** begin AVAILABLE DATA **

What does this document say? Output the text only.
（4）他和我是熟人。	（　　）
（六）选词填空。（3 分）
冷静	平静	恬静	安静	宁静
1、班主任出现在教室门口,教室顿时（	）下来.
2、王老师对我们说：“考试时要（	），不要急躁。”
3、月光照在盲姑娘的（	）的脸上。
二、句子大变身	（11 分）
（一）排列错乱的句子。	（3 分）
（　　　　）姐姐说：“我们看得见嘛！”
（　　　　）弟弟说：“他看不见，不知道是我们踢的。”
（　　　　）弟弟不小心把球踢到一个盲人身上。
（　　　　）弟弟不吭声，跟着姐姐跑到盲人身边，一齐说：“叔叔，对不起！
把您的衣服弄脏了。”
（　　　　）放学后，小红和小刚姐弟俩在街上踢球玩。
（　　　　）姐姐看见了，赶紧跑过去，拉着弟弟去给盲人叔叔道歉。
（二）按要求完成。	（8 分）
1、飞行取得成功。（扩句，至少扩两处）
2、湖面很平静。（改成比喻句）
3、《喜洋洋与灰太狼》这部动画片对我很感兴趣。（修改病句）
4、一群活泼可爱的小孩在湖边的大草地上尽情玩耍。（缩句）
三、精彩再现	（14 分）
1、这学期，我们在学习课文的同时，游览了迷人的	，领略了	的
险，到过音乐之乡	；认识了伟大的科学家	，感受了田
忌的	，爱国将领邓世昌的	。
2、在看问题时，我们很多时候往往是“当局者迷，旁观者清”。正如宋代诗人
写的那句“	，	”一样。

** end AVAILABLE DATA **

→ WHAT IS REQUIRED: Every record should be given again exactly.

→ RESULT OF THE EXERCISE:
What does this document say? Output the text only.
（4）他和我是熟人。	（　　）
（六）选词填空。（3 分）
冷静	平静	恬静	安静	宁静
1、班主任出现在教室门口,教室顿时（	）下来.
2、王老师对我们说：“考试时要（	），不要急躁。”
3、月光照在盲姑娘的（	）的脸上。
二、句子大变身	（11 分）
（一）排列错乱的句子。	（3 分）
（　　　　）姐姐说：“我们看得见嘛！”
（　　　　）弟弟说：“他看不见，不知道是我们踢的。”
（　　　　）弟弟不小心把球踢到一个盲人身上。
（　　　　）弟弟不吭声，跟着姐姐跑到盲人身边，一齐说：“叔叔，对不起！
把您的衣服弄脏了。”
（　　　　）放学后，小红和小刚姐弟俩在街上踢球玩。
（　　　　）姐姐看见了，赶紧跑过去，拉着弟弟去给盲人叔叔道歉。
（二）按要求完成。	（8 分）
1、飞行取得成功。（扩句，至少扩两处）
2、湖面很平静。（改成比喻句）
3、《喜洋洋与灰太狼》这部动画片对我很感兴趣。（修改病句）
4、一群活泼可爱的小孩在湖边的大草地上尽情玩耍。（缩句）
三、精彩再现	（14 分）
1、这学期，我们在学习课文的同时，游览了迷人的	，领略了	的
险，到过音乐之乡	；认识了伟大的科学家	，感受了田
忌的	，爱国将领邓世昌的	。
2、在看问题时，我们很多时候往往是“当局者迷，旁观者清”。正如宋代诗人
写的那句“	，	”一样。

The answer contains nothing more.